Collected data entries

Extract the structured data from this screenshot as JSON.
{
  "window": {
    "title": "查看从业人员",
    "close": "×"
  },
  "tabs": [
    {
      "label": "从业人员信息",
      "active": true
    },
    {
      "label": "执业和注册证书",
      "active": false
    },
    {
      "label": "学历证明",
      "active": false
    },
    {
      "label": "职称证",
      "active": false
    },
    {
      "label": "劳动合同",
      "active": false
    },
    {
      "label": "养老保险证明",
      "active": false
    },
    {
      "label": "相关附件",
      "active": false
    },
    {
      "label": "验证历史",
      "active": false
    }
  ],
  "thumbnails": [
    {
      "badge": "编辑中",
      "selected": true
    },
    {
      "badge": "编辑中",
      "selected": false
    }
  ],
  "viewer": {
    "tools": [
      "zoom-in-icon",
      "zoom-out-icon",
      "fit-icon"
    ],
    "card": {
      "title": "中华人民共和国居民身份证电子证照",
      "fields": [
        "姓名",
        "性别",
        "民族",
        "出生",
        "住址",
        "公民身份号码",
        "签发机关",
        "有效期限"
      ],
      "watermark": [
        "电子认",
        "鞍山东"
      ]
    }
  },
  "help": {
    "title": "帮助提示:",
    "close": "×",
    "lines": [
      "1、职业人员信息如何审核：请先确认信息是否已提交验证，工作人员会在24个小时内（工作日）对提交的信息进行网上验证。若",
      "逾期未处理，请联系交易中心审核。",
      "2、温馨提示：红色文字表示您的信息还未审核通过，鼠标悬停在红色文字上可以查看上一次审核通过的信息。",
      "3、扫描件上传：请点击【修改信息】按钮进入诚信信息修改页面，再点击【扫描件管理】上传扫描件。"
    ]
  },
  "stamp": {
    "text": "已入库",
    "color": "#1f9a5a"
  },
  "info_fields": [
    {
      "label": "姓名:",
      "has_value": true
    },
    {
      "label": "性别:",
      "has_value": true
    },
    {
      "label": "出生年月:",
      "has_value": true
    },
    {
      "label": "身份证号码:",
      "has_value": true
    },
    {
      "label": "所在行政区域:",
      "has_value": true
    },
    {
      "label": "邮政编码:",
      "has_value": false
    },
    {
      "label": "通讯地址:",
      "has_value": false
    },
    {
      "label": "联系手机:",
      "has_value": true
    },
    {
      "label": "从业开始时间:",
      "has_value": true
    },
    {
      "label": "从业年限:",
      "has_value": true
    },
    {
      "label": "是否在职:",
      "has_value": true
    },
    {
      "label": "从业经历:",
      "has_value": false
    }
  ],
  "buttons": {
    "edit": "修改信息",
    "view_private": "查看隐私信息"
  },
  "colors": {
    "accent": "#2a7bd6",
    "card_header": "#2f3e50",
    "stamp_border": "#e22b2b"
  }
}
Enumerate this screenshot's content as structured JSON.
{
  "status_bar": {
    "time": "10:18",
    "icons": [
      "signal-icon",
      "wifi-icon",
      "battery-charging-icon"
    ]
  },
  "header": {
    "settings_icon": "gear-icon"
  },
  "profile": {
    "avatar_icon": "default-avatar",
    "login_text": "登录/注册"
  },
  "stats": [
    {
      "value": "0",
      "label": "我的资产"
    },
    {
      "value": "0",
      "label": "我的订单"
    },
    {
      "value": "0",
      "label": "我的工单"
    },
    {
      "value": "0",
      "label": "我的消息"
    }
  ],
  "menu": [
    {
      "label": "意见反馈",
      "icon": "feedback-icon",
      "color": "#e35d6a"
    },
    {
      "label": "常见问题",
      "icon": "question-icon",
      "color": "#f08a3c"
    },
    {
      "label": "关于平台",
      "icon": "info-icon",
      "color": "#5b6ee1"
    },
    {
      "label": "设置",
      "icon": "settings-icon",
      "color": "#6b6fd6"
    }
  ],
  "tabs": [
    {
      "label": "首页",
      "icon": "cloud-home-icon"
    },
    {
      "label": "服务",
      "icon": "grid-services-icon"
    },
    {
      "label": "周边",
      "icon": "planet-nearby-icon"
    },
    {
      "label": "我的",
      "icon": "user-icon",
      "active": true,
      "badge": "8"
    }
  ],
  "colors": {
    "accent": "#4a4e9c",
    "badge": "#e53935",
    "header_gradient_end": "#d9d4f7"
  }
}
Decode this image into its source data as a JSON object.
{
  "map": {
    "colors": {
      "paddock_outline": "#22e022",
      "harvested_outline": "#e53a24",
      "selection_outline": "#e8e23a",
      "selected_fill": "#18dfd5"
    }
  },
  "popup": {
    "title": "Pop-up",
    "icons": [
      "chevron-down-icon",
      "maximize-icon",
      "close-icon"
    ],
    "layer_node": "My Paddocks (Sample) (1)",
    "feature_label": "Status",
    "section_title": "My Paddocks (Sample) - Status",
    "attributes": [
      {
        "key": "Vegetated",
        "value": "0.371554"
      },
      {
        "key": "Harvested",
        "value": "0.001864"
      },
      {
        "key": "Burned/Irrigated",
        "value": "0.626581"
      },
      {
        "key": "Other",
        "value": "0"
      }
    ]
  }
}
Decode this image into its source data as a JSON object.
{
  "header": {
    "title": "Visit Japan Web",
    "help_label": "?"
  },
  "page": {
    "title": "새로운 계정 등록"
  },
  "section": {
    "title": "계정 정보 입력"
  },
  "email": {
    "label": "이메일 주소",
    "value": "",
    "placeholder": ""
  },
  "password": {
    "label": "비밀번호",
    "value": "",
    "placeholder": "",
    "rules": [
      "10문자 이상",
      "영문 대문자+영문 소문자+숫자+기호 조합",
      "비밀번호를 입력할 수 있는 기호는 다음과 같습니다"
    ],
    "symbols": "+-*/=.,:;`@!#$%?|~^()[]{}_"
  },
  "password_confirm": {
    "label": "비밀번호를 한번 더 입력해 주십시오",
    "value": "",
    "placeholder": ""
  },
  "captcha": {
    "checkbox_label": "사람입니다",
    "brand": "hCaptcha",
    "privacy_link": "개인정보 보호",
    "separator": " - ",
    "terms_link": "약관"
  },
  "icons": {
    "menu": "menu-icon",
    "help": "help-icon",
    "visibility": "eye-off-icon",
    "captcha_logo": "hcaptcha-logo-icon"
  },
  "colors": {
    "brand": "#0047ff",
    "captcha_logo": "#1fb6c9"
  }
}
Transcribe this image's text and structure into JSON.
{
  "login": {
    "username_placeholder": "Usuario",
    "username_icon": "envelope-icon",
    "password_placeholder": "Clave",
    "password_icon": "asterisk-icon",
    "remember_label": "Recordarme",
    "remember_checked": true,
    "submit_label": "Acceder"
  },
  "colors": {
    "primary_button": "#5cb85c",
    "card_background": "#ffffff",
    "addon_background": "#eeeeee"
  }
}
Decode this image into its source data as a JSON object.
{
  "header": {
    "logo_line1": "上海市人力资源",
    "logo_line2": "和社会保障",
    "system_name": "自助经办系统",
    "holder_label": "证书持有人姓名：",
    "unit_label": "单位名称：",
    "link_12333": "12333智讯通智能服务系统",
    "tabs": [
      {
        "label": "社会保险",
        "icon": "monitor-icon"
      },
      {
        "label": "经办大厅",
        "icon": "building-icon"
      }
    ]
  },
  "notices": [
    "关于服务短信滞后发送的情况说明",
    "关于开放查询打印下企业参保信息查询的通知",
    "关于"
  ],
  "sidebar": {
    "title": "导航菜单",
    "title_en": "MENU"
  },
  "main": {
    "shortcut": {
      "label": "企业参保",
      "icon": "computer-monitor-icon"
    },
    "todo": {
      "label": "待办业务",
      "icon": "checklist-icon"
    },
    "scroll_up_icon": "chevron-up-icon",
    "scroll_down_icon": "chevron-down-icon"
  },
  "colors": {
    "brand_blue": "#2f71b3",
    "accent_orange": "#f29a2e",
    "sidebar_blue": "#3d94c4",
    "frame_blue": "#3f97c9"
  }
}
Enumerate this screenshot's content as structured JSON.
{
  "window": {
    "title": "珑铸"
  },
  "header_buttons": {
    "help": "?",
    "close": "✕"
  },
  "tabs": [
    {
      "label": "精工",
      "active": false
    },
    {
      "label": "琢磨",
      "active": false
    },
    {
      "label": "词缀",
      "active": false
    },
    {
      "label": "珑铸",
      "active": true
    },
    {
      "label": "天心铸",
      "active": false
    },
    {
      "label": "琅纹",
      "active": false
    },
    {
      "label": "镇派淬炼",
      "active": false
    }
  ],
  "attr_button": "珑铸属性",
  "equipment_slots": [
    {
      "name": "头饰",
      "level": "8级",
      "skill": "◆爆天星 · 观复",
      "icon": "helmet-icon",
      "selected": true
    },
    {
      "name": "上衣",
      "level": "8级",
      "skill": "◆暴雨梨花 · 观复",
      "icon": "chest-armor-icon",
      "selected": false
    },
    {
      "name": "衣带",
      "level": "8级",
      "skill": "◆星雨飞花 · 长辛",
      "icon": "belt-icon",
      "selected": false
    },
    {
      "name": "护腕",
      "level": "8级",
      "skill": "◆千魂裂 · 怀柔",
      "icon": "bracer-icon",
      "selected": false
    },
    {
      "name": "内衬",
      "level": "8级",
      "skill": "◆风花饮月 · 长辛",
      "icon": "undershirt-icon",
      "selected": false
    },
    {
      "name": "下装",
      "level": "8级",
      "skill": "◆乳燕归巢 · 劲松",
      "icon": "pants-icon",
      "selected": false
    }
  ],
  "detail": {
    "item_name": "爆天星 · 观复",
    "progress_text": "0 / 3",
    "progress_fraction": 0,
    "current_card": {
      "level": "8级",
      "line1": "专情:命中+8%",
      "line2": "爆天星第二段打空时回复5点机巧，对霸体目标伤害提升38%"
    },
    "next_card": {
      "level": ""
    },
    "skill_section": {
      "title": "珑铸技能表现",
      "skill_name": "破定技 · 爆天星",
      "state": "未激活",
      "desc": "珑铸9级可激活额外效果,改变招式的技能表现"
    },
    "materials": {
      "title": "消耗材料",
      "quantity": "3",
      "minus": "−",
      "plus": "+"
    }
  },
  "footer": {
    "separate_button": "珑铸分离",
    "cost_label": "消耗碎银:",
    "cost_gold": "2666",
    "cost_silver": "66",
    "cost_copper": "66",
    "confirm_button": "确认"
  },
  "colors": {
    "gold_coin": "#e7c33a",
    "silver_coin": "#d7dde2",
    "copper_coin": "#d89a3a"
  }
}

*The exercise*
Using the records above, gather all lines where the string "修改信息" is present.

*Answer for the task*
      "3、扫描件上传：请点击【修改信息】按钮进入诚信信息修改页面，再点击【扫描件管理】上传扫描件。"
    "edit": "修改信息",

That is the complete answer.